PROBLEM DESCRIPTION: Report the number of lines in these entries that contain "semaine". Write only the number.

DATASET CONTENT:
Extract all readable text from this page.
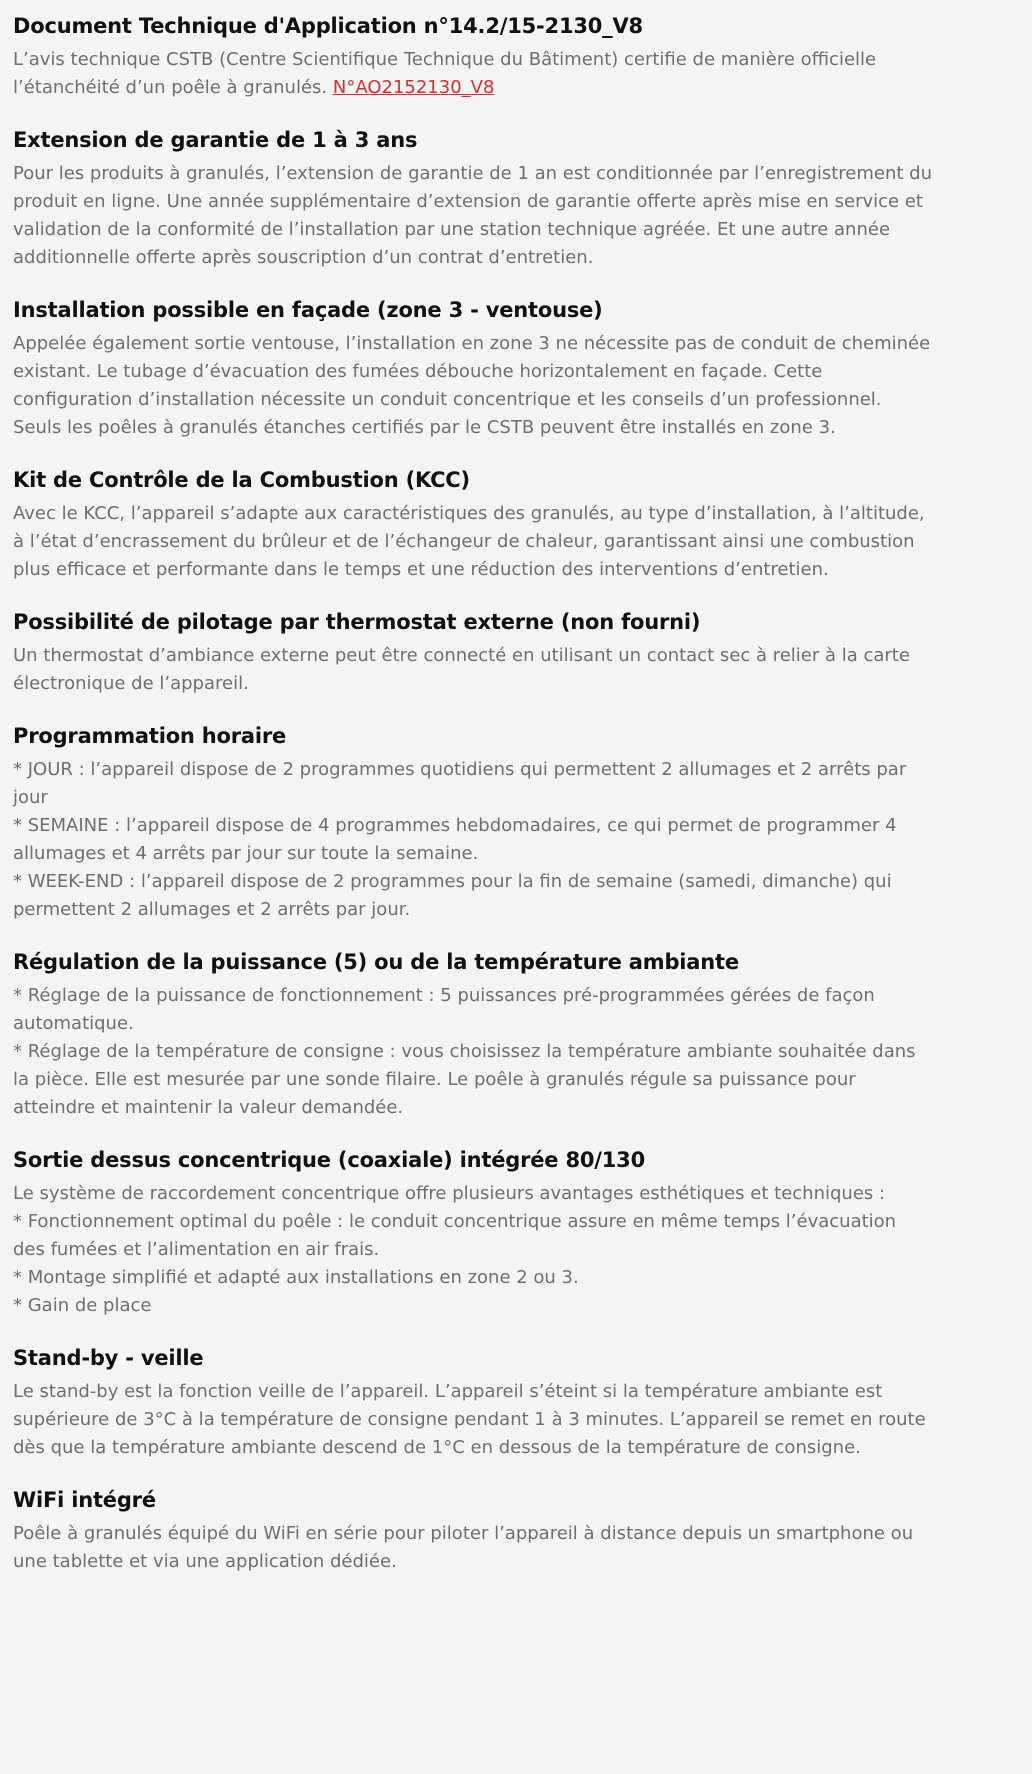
Document Technique d'Application n°14.2/15-2130_V8

L’avis technique CSTB (Centre Scientifique Technique du Bâtiment) certifie de manière officielle l’étanchéité d’un poêle à granulés. N°AO2152130_V8

Extension de garantie de 1 à 3 ans

Pour les produits à granulés, l’extension de garantie de 1 an est conditionnée par l’enregistrement du produit en ligne. Une année supplémentaire d’extension de garantie offerte après mise en service et validation de la conformité de l’installation par une station technique agréée. Et une autre année additionnelle offerte après souscription d’un contrat d’entretien.

Installation possible en façade (zone 3 - ventouse)

Appelée également sortie ventouse, l’installation en zone 3 ne nécessite pas de conduit de cheminée existant. Le tubage d’évacuation des fumées débouche horizontalement en façade. Cette configuration d’installation nécessite un conduit concentrique et les conseils d’un professionnel. Seuls les poêles à granulés étanches certifiés par le CSTB peuvent être installés en zone 3.

Kit de Contrôle de la Combustion (KCC)

Avec le KCC, l’appareil s’adapte aux caractéristiques des granulés, au type d’installation, à l’altitude, à l’état d’encrassement du brûleur et de l’échangeur de chaleur, garantissant ainsi une combustion plus efficace et performante dans le temps et une réduction des interventions d’entretien.

Possibilité de pilotage par thermostat externe (non fourni)

Un thermostat d’ambiance externe peut être connecté en utilisant un contact sec à relier à la carte électronique de l’appareil.

Programmation horaire

* JOUR : l’appareil dispose de 2 programmes quotidiens qui permettent 2 allumages et 2 arrêts par jour
* SEMAINE : l’appareil dispose de 4 programmes hebdomadaires, ce qui permet de programmer 4 allumages et 4 arrêts par jour sur toute la semaine.
* WEEK-END : l’appareil dispose de 2 programmes pour la fin de semaine (samedi, dimanche) qui permettent 2 allumages et 2 arrêts par jour.

Régulation de la puissance (5) ou de la température ambiante

* Réglage de la puissance de fonctionnement : 5 puissances pré-programmées gérées de façon automatique.
* Réglage de la température de consigne : vous choisissez la température ambiante souhaitée dans la pièce. Elle est mesurée par une sonde filaire. Le poêle à granulés régule sa puissance pour atteindre et maintenir la valeur demandée.

Sortie dessus concentrique (coaxiale) intégrée 80/130

Le système de raccordement concentrique offre plusieurs avantages esthétiques et techniques :
* Fonctionnement optimal du poêle : le conduit concentrique assure en même temps l’évacuation des fumées et l’alimentation en air frais.
* Montage simplifié et adapté aux installations en zone 2 ou 3.
* Gain de place

Stand-by - veille

Le stand-by est la fonction veille de l’appareil. L’appareil s’éteint si la température ambiante est supérieure de 3°C à la température de consigne pendant 1 à 3 minutes. L’appareil se remet en route dès que la température ambiante descend de 1°C en dessous de la température de consigne.

WiFi intégré

Poêle à granulés équipé du WiFi en série pour piloter l’appareil à distance depuis un smartphone ou une tablette et via une application dédiée.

TASK ANSWER: 2